### Exercise prompt
Word for word, copy all the data and drop the pictures.

### Available data

○ ○ ○

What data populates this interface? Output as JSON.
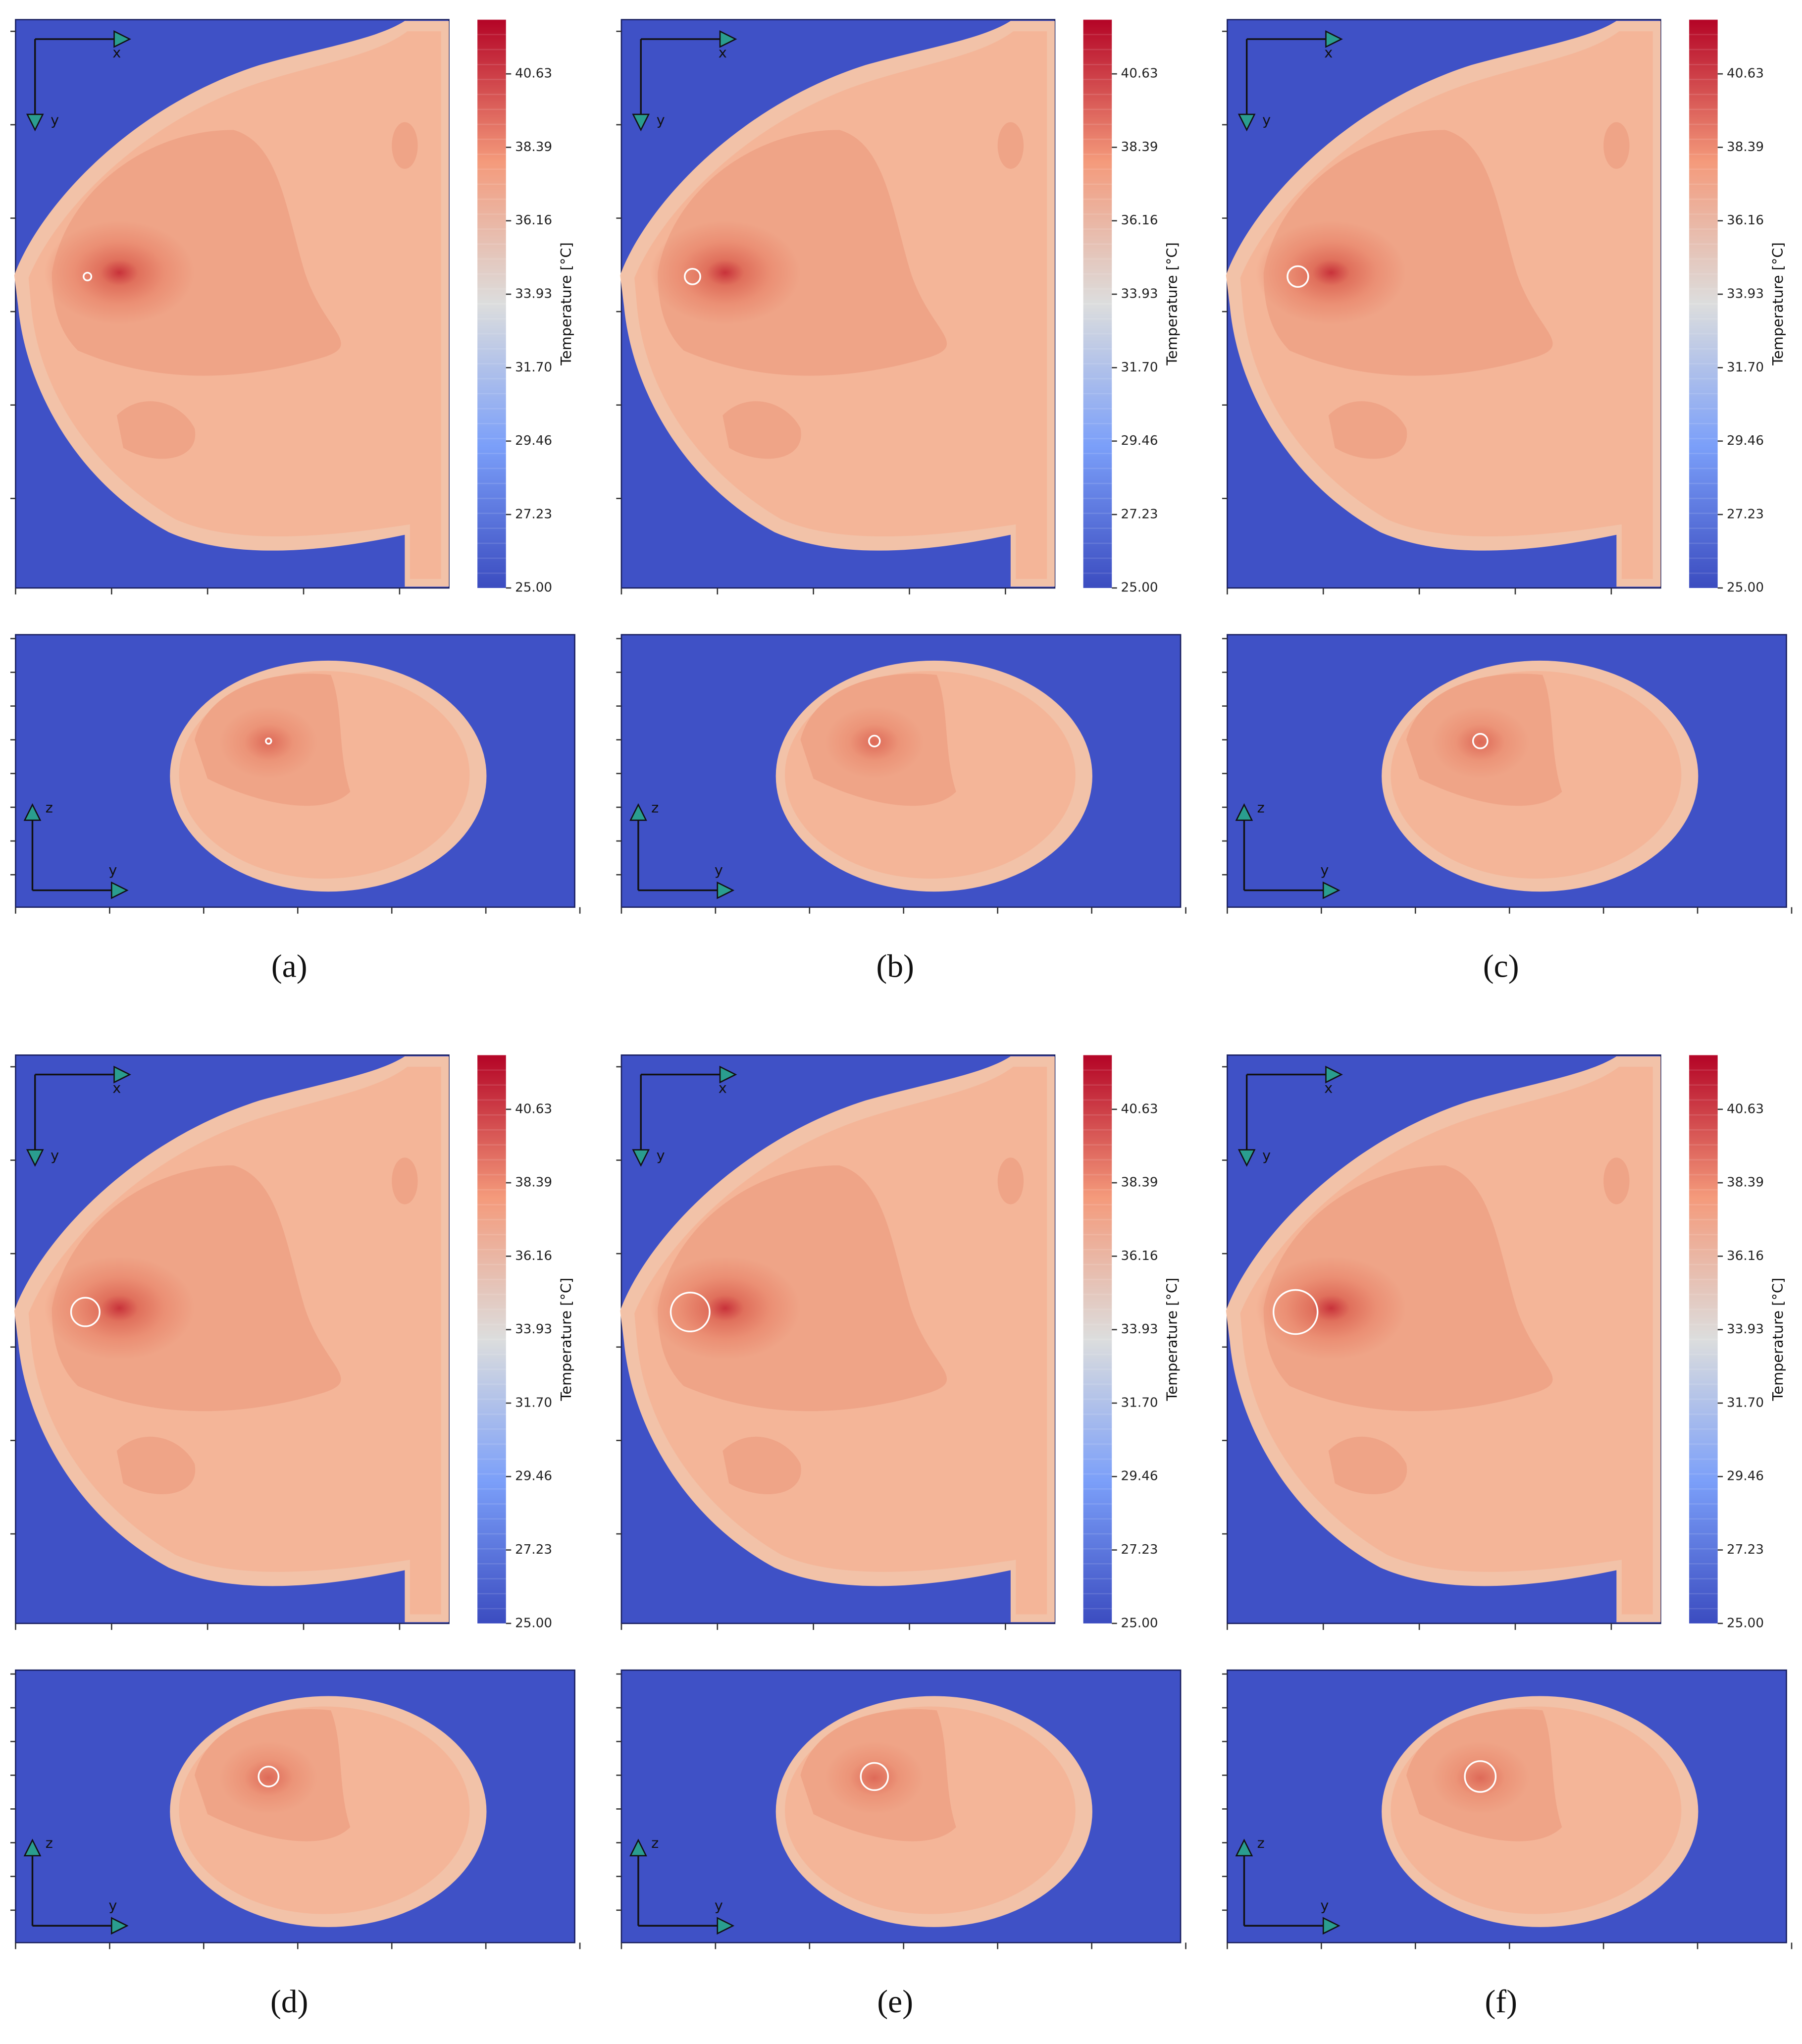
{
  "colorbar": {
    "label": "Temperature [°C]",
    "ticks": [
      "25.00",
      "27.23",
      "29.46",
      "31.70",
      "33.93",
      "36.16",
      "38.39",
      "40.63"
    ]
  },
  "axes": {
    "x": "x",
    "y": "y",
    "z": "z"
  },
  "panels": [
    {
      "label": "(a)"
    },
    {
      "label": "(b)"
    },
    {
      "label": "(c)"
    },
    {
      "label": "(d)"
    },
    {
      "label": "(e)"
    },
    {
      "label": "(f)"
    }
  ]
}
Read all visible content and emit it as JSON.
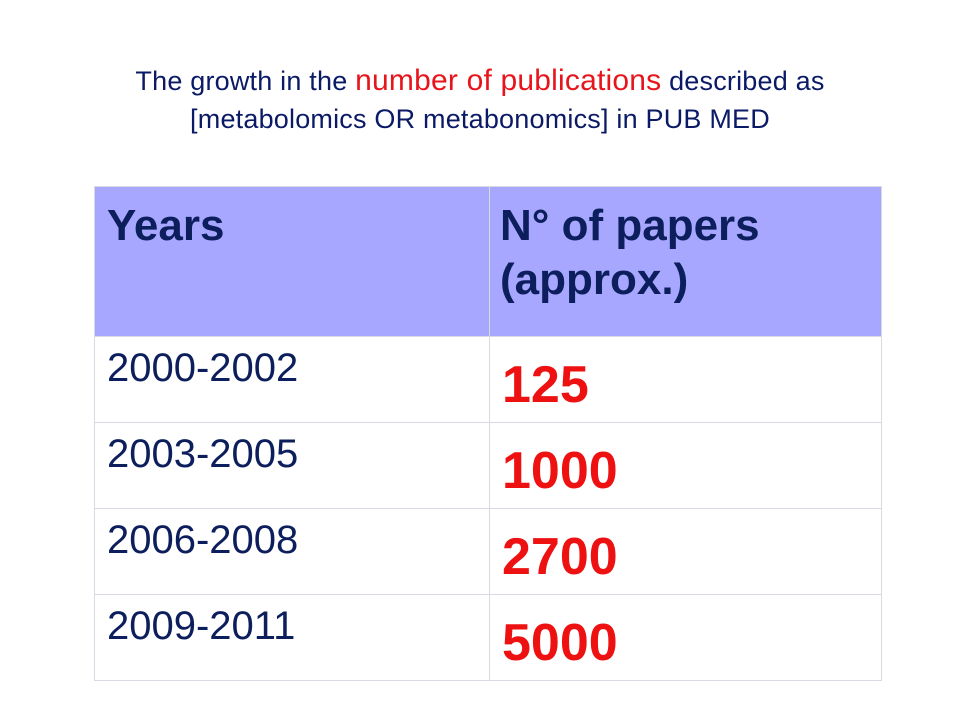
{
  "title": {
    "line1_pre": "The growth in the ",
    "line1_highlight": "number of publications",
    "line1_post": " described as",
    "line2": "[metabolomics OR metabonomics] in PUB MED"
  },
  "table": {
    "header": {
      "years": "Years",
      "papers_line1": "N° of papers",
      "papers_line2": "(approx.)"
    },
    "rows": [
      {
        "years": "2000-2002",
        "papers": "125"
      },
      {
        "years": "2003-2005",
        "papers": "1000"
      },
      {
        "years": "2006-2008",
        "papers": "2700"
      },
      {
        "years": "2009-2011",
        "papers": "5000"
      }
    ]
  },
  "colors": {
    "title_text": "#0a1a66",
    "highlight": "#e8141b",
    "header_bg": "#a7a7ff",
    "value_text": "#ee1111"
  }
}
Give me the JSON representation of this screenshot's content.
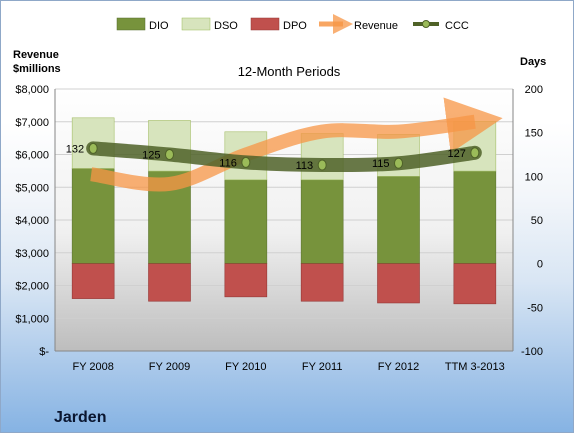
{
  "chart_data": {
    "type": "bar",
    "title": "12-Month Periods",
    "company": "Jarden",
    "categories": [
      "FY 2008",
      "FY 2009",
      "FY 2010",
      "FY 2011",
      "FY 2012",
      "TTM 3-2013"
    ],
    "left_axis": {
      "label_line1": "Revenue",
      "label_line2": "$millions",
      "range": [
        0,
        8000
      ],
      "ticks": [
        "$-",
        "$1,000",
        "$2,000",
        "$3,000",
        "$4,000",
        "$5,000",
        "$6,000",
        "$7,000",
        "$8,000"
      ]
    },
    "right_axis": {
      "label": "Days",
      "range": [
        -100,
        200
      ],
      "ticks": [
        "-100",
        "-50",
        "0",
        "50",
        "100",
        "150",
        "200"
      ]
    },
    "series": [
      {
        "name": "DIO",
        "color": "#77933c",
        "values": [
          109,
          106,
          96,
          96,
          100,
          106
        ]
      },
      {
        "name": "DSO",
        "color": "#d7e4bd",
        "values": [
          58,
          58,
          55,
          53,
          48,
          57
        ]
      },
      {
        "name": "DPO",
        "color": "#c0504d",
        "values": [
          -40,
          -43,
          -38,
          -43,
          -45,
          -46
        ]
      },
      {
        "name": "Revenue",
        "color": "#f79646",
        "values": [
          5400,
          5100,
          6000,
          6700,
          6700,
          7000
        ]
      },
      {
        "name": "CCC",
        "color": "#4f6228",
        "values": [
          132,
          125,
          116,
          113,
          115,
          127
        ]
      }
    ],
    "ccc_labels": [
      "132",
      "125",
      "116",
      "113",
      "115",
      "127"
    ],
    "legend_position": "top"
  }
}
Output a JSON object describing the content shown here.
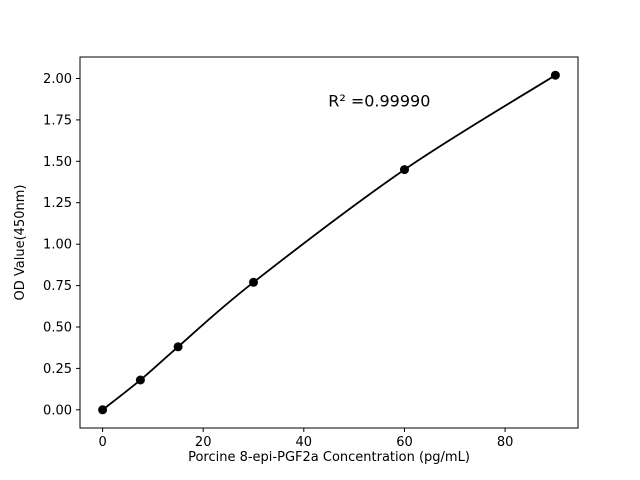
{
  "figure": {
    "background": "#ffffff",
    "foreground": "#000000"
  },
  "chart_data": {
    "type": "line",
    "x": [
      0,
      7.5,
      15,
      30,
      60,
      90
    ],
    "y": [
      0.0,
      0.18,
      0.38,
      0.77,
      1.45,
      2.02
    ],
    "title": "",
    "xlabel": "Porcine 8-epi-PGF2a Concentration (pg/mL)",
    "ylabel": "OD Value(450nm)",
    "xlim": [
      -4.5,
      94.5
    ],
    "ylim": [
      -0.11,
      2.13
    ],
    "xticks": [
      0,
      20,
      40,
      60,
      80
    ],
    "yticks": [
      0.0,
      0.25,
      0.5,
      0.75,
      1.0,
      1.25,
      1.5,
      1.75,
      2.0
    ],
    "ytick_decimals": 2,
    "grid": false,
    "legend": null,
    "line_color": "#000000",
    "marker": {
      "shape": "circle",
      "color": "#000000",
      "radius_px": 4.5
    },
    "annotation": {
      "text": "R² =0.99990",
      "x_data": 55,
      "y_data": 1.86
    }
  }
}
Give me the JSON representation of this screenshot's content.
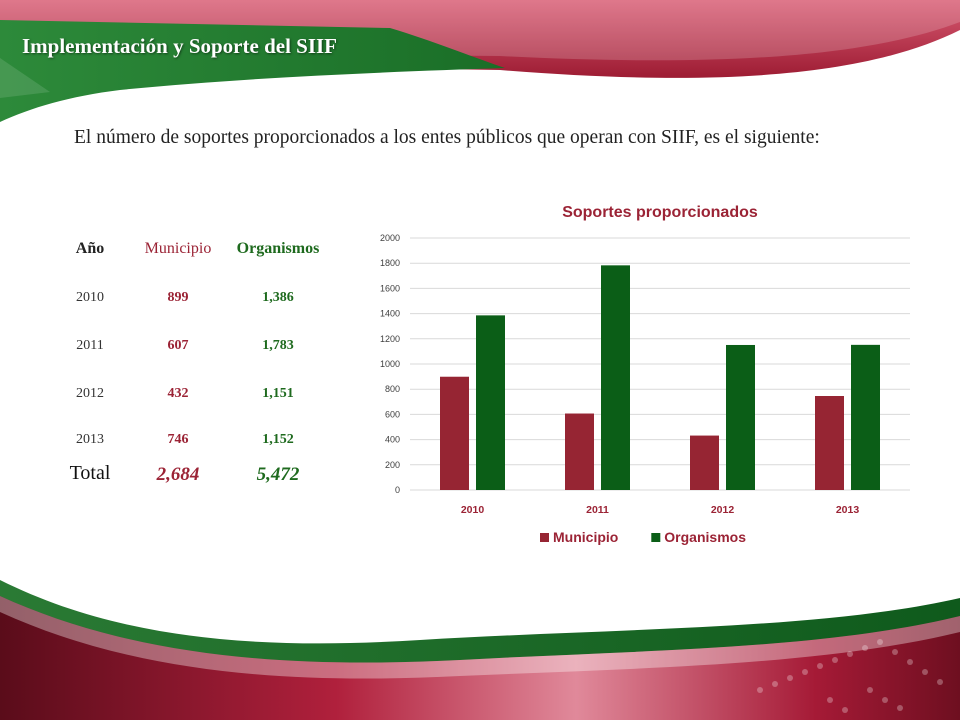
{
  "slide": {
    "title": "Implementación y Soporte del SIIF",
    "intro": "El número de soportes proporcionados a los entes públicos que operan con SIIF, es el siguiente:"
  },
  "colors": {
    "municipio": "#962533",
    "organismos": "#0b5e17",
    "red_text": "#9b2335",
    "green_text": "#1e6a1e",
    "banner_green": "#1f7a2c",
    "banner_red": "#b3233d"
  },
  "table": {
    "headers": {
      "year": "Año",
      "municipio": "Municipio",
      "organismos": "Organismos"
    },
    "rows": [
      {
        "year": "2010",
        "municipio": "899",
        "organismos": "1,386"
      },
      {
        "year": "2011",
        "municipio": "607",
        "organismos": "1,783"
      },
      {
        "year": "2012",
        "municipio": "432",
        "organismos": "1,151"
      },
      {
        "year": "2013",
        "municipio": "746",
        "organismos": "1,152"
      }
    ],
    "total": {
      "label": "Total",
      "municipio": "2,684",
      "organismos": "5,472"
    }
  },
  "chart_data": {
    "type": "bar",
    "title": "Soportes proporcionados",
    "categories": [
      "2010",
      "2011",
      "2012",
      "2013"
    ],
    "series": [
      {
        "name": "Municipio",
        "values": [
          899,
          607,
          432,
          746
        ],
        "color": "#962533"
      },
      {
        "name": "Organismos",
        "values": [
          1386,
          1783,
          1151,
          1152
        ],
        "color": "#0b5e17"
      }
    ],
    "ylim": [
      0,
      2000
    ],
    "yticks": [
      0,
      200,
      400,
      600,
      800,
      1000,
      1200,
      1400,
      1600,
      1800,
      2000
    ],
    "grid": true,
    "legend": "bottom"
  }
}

○ ○ ○

### Response to the task
What data populates this interface? Output as JSON.
{
  "colorbar": {
    "label": "Temperature [°C]",
    "ticks": [
      "25.00",
      "27.23",
      "29.46",
      "31.70",
      "33.93",
      "36.16",
      "38.39",
      "40.63"
    ]
  },
  "axes": {
    "x": "x",
    "y": "y",
    "z": "z"
  },
  "panels": [
    {
      "label": "(a)"
    },
    {
      "label": "(b)"
    },
    {
      "label": "(c)"
    },
    {
      "label": "(d)"
    },
    {
      "label": "(e)"
    },
    {
      "label": "(f)"
    }
  ]
}
Read all visible content and emit it as JSON.
{
  "title": {
    "line1_pre": "The growth in the ",
    "line1_highlight": "number of publications",
    "line1_post": " described as",
    "line2": "[metabolomics OR metabonomics] in PUB MED"
  },
  "table": {
    "header": {
      "years": "Years",
      "papers_line1": "N° of papers",
      "papers_line2": "(approx.)"
    },
    "rows": [
      {
        "years": "2000-2002",
        "papers": "125"
      },
      {
        "years": "2003-2005",
        "papers": "1000"
      },
      {
        "years": "2006-2008",
        "papers": "2700"
      },
      {
        "years": "2009-2011",
        "papers": "5000"
      }
    ]
  },
  "colors": {
    "title_text": "#0a1a66",
    "highlight": "#e8141b",
    "header_bg": "#a7a7ff",
    "value_text": "#ee1111"
  }
}
Give me the JSON representation of this screenshot's content.
{
  "chart_data": {
    "type": "bar",
    "title": "12-Month Periods",
    "company": "Jarden",
    "categories": [
      "FY 2008",
      "FY 2009",
      "FY 2010",
      "FY 2011",
      "FY 2012",
      "TTM 3-2013"
    ],
    "left_axis": {
      "label_line1": "Revenue",
      "label_line2": "$millions",
      "range": [
        0,
        8000
      ],
      "ticks": [
        "$-",
        "$1,000",
        "$2,000",
        "$3,000",
        "$4,000",
        "$5,000",
        "$6,000",
        "$7,000",
        "$8,000"
      ]
    },
    "right_axis": {
      "label": "Days",
      "range": [
        -100,
        200
      ],
      "ticks": [
        "-100",
        "-50",
        "0",
        "50",
        "100",
        "150",
        "200"
      ]
    },
    "series": [
      {
        "name": "DIO",
        "color": "#77933c",
        "values": [
          109,
          106,
          96,
          96,
          100,
          106
        ]
      },
      {
        "name": "DSO",
        "color": "#d7e4bd",
        "values": [
          58,
          58,
          55,
          53,
          48,
          57
        ]
      },
      {
        "name": "DPO",
        "color": "#c0504d",
        "values": [
          -40,
          -43,
          -38,
          -43,
          -45,
          -46
        ]
      },
      {
        "name": "Revenue",
        "color": "#f79646",
        "values": [
          5400,
          5100,
          6000,
          6700,
          6700,
          7000
        ]
      },
      {
        "name": "CCC",
        "color": "#4f6228",
        "values": [
          132,
          125,
          116,
          113,
          115,
          127
        ]
      }
    ],
    "ccc_labels": [
      "132",
      "125",
      "116",
      "113",
      "115",
      "127"
    ],
    "legend_position": "top"
  }
}
Output a JSON object describing the content shown here.
{
  "figure": {
    "background": "#ffffff",
    "foreground": "#000000"
  },
  "chart_data": {
    "type": "line",
    "x": [
      0,
      7.5,
      15,
      30,
      60,
      90
    ],
    "y": [
      0.0,
      0.18,
      0.38,
      0.77,
      1.45,
      2.02
    ],
    "title": "",
    "xlabel": "Porcine 8-epi-PGF2a Concentration (pg/mL)",
    "ylabel": "OD Value(450nm)",
    "xlim": [
      -4.5,
      94.5
    ],
    "ylim": [
      -0.11,
      2.13
    ],
    "xticks": [
      0,
      20,
      40,
      60,
      80
    ],
    "yticks": [
      0.0,
      0.25,
      0.5,
      0.75,
      1.0,
      1.25,
      1.5,
      1.75,
      2.0
    ],
    "ytick_decimals": 2,
    "grid": false,
    "legend": null,
    "line_color": "#000000",
    "marker": {
      "shape": "circle",
      "color": "#000000",
      "radius_px": 4.5
    },
    "annotation": {
      "text": "R² =0.99990",
      "x_data": 55,
      "y_data": 1.86
    }
  }
}
Give me the JSON representation of this screenshot's content.
{
  "slide": {
    "title": "Implementación y Soporte del SIIF",
    "intro": "El número de soportes proporcionados a los entes públicos que operan con SIIF, es el siguiente:"
  },
  "colors": {
    "municipio": "#962533",
    "organismos": "#0b5e17",
    "red_text": "#9b2335",
    "green_text": "#1e6a1e",
    "banner_green": "#1f7a2c",
    "banner_red": "#b3233d"
  },
  "table": {
    "headers": {
      "year": "Año",
      "municipio": "Municipio",
      "organismos": "Organismos"
    },
    "rows": [
      {
        "year": "2010",
        "municipio": "899",
        "organismos": "1,386"
      },
      {
        "year": "2011",
        "municipio": "607",
        "organismos": "1,783"
      },
      {
        "year": "2012",
        "municipio": "432",
        "organismos": "1,151"
      },
      {
        "year": "2013",
        "municipio": "746",
        "organismos": "1,152"
      }
    ],
    "total": {
      "label": "Total",
      "municipio": "2,684",
      "organismos": "5,472"
    }
  },
  "chart_data": {
    "type": "bar",
    "title": "Soportes proporcionados",
    "categories": [
      "2010",
      "2011",
      "2012",
      "2013"
    ],
    "series": [
      {
        "name": "Municipio",
        "values": [
          899,
          607,
          432,
          746
        ],
        "color": "#962533"
      },
      {
        "name": "Organismos",
        "values": [
          1386,
          1783,
          1151,
          1152
        ],
        "color": "#0b5e17"
      }
    ],
    "ylim": [
      0,
      2000
    ],
    "yticks": [
      0,
      200,
      400,
      600,
      800,
      1000,
      1200,
      1400,
      1600,
      1800,
      2000
    ],
    "grid": true,
    "legend": "bottom"
  }
}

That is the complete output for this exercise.